------ Provided data

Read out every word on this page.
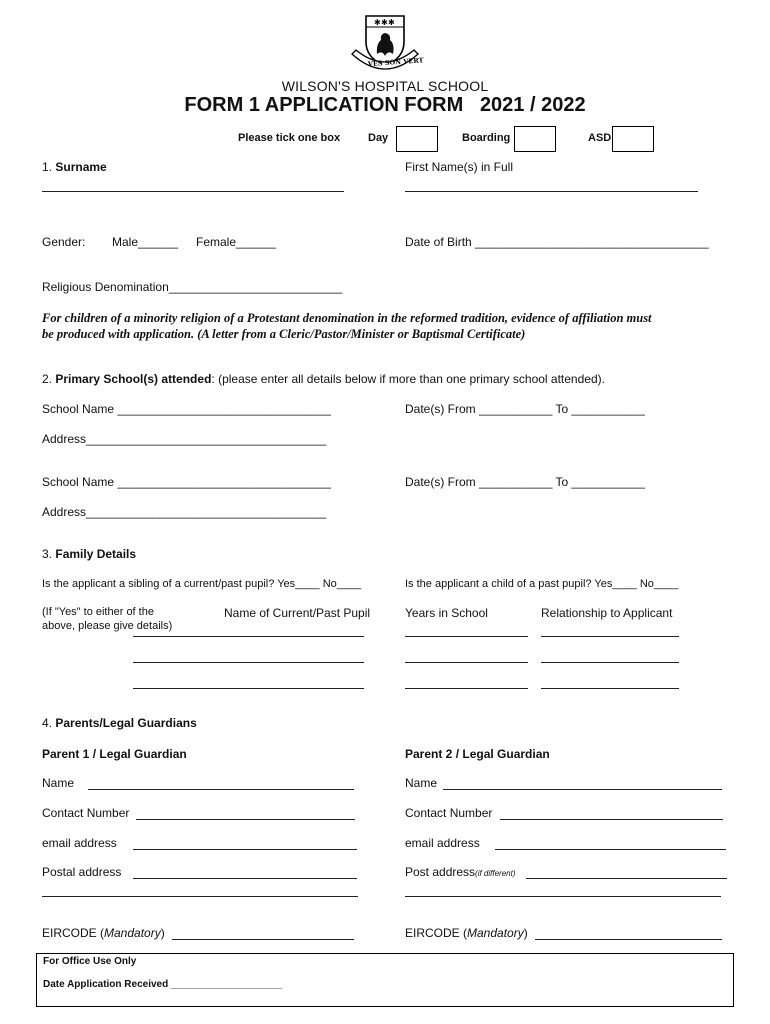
✱ ✱ ✱
VES SON VERTE
WILSON'S HOSPITAL SCHOOL
FORM 1 APPLICATION FORM   2021 / 2022
Please tick one box	Day	Boarding	ASD
1. Surname	First Name(s) in Full
Gender: Male______ Female______	Date of Birth ___________________________________
Religious Denomination__________________________
For children of a minority religion of a Protestant denomination in the reformed tradition, evidence of affiliation must
be produced with application. (A letter from a Cleric/Pastor/Minister or Baptismal Certificate)
2. Primary School(s) attended: (please enter all details below if more than one primary school attended).
School Name ________________________________	Date(s) From ___________ To ___________
Address____________________________________
School Name ________________________________	Date(s) From ___________ To ___________
Address____________________________________
3. Family Details
Is the applicant a sibling of a current/past pupil? Yes____ No____	Is the applicant a child of a past pupil? Yes____ No____
(If "Yes" to either of the
above, please give details)
Name of Current/Past Pupil	Years in School	Relationship to Applicant
4. Parents/Legal Guardians
Parent 1 / Legal Guardian	Parent 2 / Legal Guardian
Name	Name
Contact Number	Contact Number
email address	email address
Postal address	Post address(if different)
EIRCODE (Mandatory)	EIRCODE (Mandatory)
For Office Use Only
Date Application Received ____________________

------------

## What the task asks
All of the lines above should be printed exactly, minus the pictures.

## Exercise solution
Read out every word on this page.
✱ ✱ ✱
VES SON VERTE
WILSON'S HOSPITAL SCHOOL
FORM 1 APPLICATION FORM   2021 / 2022
Please tick one box	Day	Boarding	ASD
1. Surname	First Name(s) in Full
Gender: Male______ Female______	Date of Birth ___________________________________
Religious Denomination__________________________
For children of a minority religion of a Protestant denomination in the reformed tradition, evidence of affiliation must
be produced with application. (A letter from a Cleric/Pastor/Minister or Baptismal Certificate)
2. Primary School(s) attended: (please enter all details below if more than one primary school attended).
School Name ________________________________	Date(s) From ___________ To ___________
Address____________________________________
School Name ________________________________	Date(s) From ___________ To ___________
Address____________________________________
3. Family Details
Is the applicant a sibling of a current/past pupil? Yes____ No____	Is the applicant a child of a past pupil? Yes____ No____
(If "Yes" to either of the
above, please give details)
Name of Current/Past Pupil	Years in School	Relationship to Applicant
4. Parents/Legal Guardians
Parent 1 / Legal Guardian	Parent 2 / Legal Guardian
Name	Name
Contact Number	Contact Number
email address	email address
Postal address	Post address(if different)
EIRCODE (Mandatory)	EIRCODE (Mandatory)
For Office Use Only
Date Application Received ____________________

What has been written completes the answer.